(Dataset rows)
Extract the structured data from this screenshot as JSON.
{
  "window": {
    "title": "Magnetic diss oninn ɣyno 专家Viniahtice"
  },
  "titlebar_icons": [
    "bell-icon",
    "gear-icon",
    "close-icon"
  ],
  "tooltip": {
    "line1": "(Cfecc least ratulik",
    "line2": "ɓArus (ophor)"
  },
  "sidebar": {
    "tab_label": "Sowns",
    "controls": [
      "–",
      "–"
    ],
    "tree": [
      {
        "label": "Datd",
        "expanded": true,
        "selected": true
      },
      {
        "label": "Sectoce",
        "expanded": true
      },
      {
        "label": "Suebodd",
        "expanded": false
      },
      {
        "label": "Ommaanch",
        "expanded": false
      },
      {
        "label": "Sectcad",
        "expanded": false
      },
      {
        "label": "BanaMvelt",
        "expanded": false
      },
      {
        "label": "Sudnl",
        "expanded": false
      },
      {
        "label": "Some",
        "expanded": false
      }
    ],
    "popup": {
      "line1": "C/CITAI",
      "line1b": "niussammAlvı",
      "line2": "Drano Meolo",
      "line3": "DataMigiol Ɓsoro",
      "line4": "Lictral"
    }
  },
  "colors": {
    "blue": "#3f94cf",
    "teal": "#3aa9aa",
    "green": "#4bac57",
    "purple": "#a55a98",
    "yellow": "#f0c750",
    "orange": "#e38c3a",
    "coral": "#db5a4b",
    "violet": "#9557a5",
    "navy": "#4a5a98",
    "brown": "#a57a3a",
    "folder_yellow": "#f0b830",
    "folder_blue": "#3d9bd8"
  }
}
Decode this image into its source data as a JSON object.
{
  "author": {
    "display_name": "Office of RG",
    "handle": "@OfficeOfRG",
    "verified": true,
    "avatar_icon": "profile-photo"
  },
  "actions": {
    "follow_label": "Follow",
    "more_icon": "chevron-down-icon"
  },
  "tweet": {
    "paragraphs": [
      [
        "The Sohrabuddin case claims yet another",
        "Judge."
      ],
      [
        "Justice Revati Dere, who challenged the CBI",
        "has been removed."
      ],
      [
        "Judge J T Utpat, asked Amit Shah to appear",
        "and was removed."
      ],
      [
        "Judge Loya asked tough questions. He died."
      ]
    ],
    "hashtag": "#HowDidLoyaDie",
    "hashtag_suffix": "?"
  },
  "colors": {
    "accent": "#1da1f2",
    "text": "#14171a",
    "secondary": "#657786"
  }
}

### [To be done]
Every line that holds the string "asked" should be returned.

### [Result for this task]
        "Judge J T Utpat, asked Amit Shah to appear",
        "Judge Loya asked tough questions. He died."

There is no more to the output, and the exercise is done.